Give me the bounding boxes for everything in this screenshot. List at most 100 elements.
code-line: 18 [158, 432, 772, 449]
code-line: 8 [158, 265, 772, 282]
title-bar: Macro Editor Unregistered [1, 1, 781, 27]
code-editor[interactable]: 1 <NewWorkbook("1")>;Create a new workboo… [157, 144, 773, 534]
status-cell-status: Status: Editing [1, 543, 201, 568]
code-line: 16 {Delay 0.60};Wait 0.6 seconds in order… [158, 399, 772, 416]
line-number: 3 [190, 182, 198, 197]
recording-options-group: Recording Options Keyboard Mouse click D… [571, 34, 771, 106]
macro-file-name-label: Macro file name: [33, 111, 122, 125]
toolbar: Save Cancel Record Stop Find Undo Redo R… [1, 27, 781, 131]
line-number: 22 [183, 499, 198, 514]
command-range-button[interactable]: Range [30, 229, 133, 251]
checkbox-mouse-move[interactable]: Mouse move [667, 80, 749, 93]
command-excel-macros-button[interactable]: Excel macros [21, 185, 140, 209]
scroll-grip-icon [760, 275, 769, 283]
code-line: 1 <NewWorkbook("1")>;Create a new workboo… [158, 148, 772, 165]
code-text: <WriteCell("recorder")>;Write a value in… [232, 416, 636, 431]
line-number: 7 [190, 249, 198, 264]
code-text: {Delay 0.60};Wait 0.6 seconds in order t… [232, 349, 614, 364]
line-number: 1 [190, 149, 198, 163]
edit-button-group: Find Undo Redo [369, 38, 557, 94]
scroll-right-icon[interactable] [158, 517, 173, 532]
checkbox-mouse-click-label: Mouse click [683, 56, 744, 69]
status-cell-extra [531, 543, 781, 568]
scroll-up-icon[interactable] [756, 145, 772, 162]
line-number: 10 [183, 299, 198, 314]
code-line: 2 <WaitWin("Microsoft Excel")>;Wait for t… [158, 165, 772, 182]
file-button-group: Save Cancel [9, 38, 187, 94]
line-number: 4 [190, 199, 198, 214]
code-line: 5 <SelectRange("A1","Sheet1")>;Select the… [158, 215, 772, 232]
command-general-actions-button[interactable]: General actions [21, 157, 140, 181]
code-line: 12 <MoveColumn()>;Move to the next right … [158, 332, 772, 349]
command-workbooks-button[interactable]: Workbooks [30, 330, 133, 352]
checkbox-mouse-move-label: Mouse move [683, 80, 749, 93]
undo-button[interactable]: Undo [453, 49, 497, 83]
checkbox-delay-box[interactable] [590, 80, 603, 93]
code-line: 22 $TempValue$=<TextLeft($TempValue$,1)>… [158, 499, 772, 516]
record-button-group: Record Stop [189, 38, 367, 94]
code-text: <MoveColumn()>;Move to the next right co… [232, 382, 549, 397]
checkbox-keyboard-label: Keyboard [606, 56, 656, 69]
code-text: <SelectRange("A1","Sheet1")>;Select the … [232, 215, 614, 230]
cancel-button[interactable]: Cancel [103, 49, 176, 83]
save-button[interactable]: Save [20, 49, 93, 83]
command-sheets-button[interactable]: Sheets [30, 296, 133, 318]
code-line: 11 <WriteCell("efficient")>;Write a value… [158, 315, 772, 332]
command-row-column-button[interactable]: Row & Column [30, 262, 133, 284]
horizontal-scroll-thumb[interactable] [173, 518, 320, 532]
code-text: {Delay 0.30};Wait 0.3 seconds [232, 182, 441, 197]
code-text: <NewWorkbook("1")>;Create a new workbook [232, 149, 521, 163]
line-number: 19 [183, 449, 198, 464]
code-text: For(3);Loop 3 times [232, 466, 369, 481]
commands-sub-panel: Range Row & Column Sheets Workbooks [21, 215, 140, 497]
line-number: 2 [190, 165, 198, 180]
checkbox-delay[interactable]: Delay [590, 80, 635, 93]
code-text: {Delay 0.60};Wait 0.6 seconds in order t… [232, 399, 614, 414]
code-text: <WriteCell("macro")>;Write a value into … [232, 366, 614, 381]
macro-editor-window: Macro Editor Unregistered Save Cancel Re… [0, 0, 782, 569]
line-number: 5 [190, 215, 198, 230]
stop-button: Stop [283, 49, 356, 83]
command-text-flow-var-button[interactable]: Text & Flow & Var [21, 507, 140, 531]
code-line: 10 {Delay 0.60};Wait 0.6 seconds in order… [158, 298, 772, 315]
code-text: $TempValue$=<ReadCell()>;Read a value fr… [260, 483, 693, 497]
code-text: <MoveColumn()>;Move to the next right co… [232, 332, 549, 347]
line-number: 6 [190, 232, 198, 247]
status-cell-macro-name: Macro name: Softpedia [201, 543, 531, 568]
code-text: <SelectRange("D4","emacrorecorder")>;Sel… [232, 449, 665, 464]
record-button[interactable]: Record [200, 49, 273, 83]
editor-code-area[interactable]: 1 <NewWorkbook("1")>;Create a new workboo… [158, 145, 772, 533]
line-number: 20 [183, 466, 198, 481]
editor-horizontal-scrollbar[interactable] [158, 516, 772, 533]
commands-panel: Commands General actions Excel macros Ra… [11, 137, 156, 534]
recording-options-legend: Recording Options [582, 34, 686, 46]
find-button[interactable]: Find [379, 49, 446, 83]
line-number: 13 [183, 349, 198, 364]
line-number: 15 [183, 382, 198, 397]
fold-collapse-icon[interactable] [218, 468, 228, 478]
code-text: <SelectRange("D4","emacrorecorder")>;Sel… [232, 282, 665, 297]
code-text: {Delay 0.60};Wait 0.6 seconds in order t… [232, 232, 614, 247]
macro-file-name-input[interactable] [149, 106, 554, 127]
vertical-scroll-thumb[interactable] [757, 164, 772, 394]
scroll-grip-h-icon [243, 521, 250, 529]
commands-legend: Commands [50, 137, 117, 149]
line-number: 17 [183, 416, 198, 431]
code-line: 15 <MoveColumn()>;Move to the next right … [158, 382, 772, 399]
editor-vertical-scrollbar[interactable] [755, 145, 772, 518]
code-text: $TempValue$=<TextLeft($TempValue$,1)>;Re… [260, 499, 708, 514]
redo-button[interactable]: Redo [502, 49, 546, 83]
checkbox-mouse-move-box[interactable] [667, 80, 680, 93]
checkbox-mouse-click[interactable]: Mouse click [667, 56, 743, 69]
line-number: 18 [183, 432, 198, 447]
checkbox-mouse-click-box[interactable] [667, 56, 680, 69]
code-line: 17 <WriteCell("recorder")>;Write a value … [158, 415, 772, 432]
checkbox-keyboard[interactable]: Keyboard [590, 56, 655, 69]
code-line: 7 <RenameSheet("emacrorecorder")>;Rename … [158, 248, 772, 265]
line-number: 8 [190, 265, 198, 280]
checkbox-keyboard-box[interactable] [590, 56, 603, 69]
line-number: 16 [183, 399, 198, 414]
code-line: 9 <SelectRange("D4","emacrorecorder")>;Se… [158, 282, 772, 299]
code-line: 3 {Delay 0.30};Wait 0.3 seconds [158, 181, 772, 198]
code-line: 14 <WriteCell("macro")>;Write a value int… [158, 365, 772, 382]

### CHALLENGE
Copy the rows from the start of the records through the line that contains "title-bar: Macro Editor", including both ends, and reproduce them exactly.

### OUTPUT OF THE TASK
Give me the bounding boxes for everything in this screenshot. List at most 100 elements.
code-line: 18 [158, 432, 772, 449]
code-line: 8 [158, 265, 772, 282]
title-bar: Macro Editor Unregistered [1, 1, 781, 27]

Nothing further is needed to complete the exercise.